◆ **Task requirements**
Pick out all lines in the listing holding the string "WindowsPowerShell" and copy them.

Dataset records

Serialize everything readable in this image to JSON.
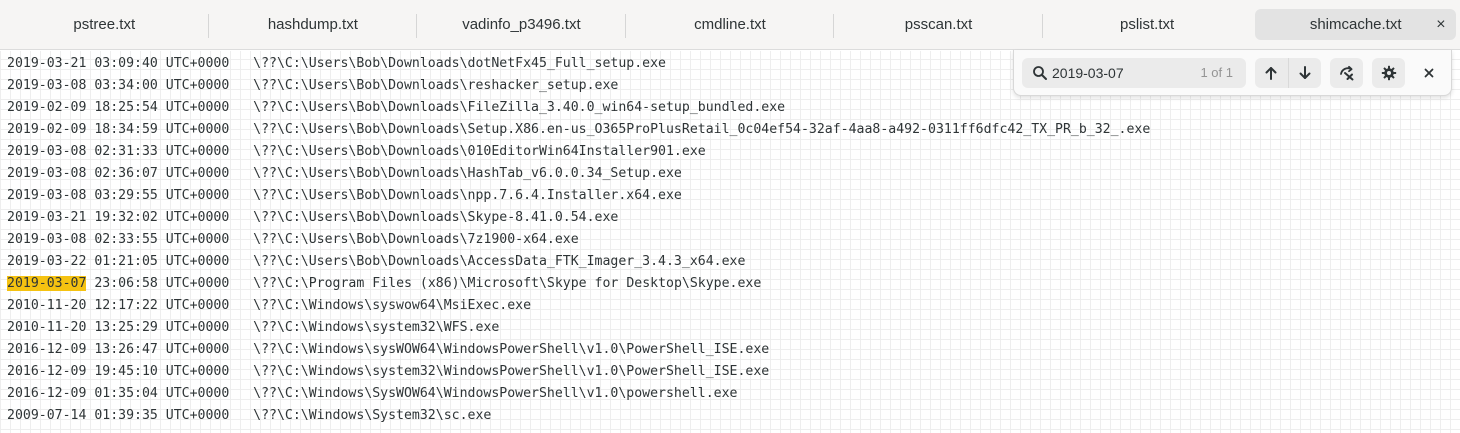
{
  "tabs": [
    {
      "label": "pstree.txt"
    },
    {
      "label": "hashdump.txt"
    },
    {
      "label": "vadinfo_p3496.txt"
    },
    {
      "label": "cmdline.txt"
    },
    {
      "label": "psscan.txt"
    },
    {
      "label": "pslist.txt"
    },
    {
      "label": "shimcache.txt",
      "active": true,
      "close_label": "×"
    }
  ],
  "find": {
    "query": "2019-03-07",
    "match_count": "1 of 1",
    "close_label": "×",
    "icons": {
      "search": "search-icon",
      "previous": "arrow-up-icon",
      "next": "arrow-down-icon",
      "replace": "find-replace-icon",
      "settings": "gear-icon",
      "close": "close-icon"
    }
  },
  "lines": [
    {
      "timestamp": "2019-03-21 03:09:40 UTC+0000",
      "path": "\\??\\C:\\Users\\Bob\\Downloads\\dotNetFx45_Full_setup.exe"
    },
    {
      "timestamp": "2019-03-08 03:34:00 UTC+0000",
      "path": "\\??\\C:\\Users\\Bob\\Downloads\\reshacker_setup.exe"
    },
    {
      "timestamp": "2019-02-09 18:25:54 UTC+0000",
      "path": "\\??\\C:\\Users\\Bob\\Downloads\\FileZilla_3.40.0_win64-setup_bundled.exe"
    },
    {
      "timestamp": "2019-02-09 18:34:59 UTC+0000",
      "path": "\\??\\C:\\Users\\Bob\\Downloads\\Setup.X86.en-us_O365ProPlusRetail_0c04ef54-32af-4aa8-a492-0311ff6dfc42_TX_PR_b_32_.exe"
    },
    {
      "timestamp": "2019-03-08 02:31:33 UTC+0000",
      "path": "\\??\\C:\\Users\\Bob\\Downloads\\010EditorWin64Installer901.exe"
    },
    {
      "timestamp": "2019-03-08 02:36:07 UTC+0000",
      "path": "\\??\\C:\\Users\\Bob\\Downloads\\HashTab_v6.0.0.34_Setup.exe"
    },
    {
      "timestamp": "2019-03-08 03:29:55 UTC+0000",
      "path": "\\??\\C:\\Users\\Bob\\Downloads\\npp.7.6.4.Installer.x64.exe"
    },
    {
      "timestamp": "2019-03-21 19:32:02 UTC+0000",
      "path": "\\??\\C:\\Users\\Bob\\Downloads\\Skype-8.41.0.54.exe"
    },
    {
      "timestamp": "2019-03-08 02:33:55 UTC+0000",
      "path": "\\??\\C:\\Users\\Bob\\Downloads\\7z1900-x64.exe"
    },
    {
      "timestamp": "2019-03-22 01:21:05 UTC+0000",
      "path": "\\??\\C:\\Users\\Bob\\Downloads\\AccessData_FTK_Imager_3.4.3_x64.exe"
    },
    {
      "highlight": "2019-03-07",
      "timestamp": " 23:06:58 UTC+0000",
      "path": "\\??\\C:\\Program Files (x86)\\Microsoft\\Skype for Desktop\\Skype.exe"
    },
    {
      "timestamp": "2010-11-20 12:17:22 UTC+0000",
      "path": "\\??\\C:\\Windows\\syswow64\\MsiExec.exe"
    },
    {
      "timestamp": "2010-11-20 13:25:29 UTC+0000",
      "path": "\\??\\C:\\Windows\\system32\\WFS.exe"
    },
    {
      "timestamp": "2016-12-09 13:26:47 UTC+0000",
      "path": "\\??\\C:\\Windows\\sysWOW64\\WindowsPowerShell\\v1.0\\PowerShell_ISE.exe"
    },
    {
      "timestamp": "2016-12-09 19:45:10 UTC+0000",
      "path": "\\??\\C:\\Windows\\system32\\WindowsPowerShell\\v1.0\\PowerShell_ISE.exe"
    },
    {
      "timestamp": "2016-12-09 01:35:04 UTC+0000",
      "path": "\\??\\C:\\Windows\\SysWOW64\\WindowsPowerShell\\v1.0\\powershell.exe"
    },
    {
      "timestamp": "2009-07-14 01:39:35 UTC+0000",
      "path": "\\??\\C:\\Windows\\System32\\sc.exe"
    }
  ]
}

◆ **Reply to the exercise**
      "path": "\\??\\C:\\Windows\\sysWOW64\\WindowsPowerShell\\v1.0\\PowerShell_ISE.exe"
      "path": "\\??\\C:\\Windows\\system32\\WindowsPowerShell\\v1.0\\PowerShell_ISE.exe"
      "path": "\\??\\C:\\Windows\\SysWOW64\\WindowsPowerShell\\v1.0\\powershell.exe"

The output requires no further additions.